Dataset listings of figures:
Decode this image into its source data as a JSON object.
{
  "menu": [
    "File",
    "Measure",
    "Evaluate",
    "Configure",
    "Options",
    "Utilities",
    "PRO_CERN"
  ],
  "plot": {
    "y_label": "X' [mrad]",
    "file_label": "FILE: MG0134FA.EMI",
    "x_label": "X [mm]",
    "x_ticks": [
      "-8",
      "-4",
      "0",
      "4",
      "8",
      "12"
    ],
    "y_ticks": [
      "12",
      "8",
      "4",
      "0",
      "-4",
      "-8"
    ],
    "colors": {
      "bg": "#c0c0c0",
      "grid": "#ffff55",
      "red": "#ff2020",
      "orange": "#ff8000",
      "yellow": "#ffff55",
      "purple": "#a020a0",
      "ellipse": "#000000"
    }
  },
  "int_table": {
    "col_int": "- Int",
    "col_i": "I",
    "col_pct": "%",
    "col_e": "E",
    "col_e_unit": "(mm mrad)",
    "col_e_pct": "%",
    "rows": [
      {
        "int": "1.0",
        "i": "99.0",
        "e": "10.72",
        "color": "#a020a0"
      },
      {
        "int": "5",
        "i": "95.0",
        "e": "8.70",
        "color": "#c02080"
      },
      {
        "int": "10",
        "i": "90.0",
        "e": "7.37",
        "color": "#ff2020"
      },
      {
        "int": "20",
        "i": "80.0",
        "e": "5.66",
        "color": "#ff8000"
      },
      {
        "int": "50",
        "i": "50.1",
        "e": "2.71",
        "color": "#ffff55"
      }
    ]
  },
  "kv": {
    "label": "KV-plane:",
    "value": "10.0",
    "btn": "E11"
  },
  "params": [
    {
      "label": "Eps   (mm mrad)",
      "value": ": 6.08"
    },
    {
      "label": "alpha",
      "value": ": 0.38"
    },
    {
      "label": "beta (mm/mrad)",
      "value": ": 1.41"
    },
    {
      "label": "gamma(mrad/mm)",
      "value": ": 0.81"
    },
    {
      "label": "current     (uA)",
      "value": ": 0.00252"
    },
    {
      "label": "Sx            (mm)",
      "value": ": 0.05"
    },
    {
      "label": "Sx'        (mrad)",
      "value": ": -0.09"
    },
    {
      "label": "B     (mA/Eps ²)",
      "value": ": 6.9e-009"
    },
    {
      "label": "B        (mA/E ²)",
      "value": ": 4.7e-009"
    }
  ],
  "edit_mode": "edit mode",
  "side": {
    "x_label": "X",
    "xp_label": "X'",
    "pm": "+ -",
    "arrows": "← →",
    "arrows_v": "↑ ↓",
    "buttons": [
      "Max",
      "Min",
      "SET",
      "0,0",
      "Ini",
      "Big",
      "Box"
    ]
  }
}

Exercise prompt: Filter the entries above down to the lines containing the word "mrad".

Task response:
    "y_label": "X' [mrad]",
    "col_e_unit": "(mm mrad)",
      "label": "Eps   (mm mrad)",
      "label": "beta (mm/mrad)",
      "label": "gamma(mrad/mm)",
      "label": "Sx'        (mrad)",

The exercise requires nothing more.